§ **Do this**:
Identify the lines that contain the word "customer", then copy them.

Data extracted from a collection
● ● ● ● ● ● ●
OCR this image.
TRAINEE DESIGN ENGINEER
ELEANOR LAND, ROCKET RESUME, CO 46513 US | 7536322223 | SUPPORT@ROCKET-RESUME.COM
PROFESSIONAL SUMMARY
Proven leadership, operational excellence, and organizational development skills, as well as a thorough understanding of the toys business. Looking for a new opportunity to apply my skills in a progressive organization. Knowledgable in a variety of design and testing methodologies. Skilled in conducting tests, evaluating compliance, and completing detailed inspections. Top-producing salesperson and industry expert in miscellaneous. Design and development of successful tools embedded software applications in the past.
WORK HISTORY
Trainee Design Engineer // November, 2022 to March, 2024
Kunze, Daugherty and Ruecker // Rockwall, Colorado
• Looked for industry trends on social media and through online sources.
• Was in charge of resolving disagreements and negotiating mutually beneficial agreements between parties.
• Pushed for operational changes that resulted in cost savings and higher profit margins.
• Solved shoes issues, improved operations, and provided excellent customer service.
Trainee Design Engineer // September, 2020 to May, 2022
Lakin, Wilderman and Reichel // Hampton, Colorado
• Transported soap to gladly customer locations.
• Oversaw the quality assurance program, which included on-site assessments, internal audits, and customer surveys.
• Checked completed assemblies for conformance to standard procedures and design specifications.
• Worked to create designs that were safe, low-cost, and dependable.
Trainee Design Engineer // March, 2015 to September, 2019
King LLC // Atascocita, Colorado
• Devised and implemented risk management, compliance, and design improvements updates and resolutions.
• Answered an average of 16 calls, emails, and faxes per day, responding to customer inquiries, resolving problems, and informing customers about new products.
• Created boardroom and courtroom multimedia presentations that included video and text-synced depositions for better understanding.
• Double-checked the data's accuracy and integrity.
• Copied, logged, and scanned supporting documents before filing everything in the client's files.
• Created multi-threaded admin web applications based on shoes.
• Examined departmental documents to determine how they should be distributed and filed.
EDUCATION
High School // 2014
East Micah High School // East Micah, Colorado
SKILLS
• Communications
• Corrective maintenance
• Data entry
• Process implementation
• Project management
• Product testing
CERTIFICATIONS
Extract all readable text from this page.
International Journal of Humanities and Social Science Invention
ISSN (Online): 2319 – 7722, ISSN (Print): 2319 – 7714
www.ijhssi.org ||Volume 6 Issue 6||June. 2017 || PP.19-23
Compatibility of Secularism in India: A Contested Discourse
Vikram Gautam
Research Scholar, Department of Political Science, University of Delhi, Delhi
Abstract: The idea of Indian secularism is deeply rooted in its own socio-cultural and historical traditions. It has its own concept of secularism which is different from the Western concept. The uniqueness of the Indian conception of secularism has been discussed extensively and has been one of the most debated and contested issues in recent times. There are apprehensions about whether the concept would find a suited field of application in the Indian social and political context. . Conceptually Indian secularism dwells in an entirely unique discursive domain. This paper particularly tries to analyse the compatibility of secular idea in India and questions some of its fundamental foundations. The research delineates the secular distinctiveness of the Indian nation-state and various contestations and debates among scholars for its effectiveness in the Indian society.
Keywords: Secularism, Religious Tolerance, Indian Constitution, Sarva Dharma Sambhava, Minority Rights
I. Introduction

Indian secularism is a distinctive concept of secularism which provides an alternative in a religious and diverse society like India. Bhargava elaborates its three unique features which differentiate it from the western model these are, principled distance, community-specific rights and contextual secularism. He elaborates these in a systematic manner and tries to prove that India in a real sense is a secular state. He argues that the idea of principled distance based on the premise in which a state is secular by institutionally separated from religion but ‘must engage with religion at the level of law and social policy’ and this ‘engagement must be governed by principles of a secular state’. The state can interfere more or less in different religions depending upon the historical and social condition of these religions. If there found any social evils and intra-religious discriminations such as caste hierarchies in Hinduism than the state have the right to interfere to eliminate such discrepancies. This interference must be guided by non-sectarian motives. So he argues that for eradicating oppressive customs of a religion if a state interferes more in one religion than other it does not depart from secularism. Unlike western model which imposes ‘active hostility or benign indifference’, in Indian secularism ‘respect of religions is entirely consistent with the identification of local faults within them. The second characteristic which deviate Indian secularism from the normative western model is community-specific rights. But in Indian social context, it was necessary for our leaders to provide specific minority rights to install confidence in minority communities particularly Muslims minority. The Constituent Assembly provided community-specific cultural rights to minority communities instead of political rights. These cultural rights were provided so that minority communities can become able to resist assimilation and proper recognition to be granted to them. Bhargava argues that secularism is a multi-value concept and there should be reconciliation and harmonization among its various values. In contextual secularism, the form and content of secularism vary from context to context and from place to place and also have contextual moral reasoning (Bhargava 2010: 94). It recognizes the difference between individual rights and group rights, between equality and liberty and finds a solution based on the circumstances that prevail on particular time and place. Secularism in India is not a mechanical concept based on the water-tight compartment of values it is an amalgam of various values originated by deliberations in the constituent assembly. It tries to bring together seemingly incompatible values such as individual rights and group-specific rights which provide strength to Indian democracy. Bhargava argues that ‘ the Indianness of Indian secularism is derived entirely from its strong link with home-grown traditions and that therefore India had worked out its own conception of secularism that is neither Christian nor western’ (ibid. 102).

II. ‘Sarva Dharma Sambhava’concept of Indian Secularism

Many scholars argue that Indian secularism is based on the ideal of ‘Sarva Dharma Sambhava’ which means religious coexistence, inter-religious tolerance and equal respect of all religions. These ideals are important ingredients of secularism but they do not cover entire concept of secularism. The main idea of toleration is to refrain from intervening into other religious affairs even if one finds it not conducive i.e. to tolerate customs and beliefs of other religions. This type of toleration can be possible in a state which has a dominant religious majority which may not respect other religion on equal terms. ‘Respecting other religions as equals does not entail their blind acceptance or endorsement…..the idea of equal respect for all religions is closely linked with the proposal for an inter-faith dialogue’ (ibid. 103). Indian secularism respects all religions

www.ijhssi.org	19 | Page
● ● ● ● ● ● ●
§ **Right answer**:
• Solved shoes issues, improved operations, and provided excellent customer service.
• Transported soap to gladly customer locations.
• Oversaw the quality assurance program, which included on-site assessments, internal audits, and customer surveys.
• Answered an average of 16 calls, emails, and faxes per day, responding to customer inquiries, resolving problems, and informing customers about new products.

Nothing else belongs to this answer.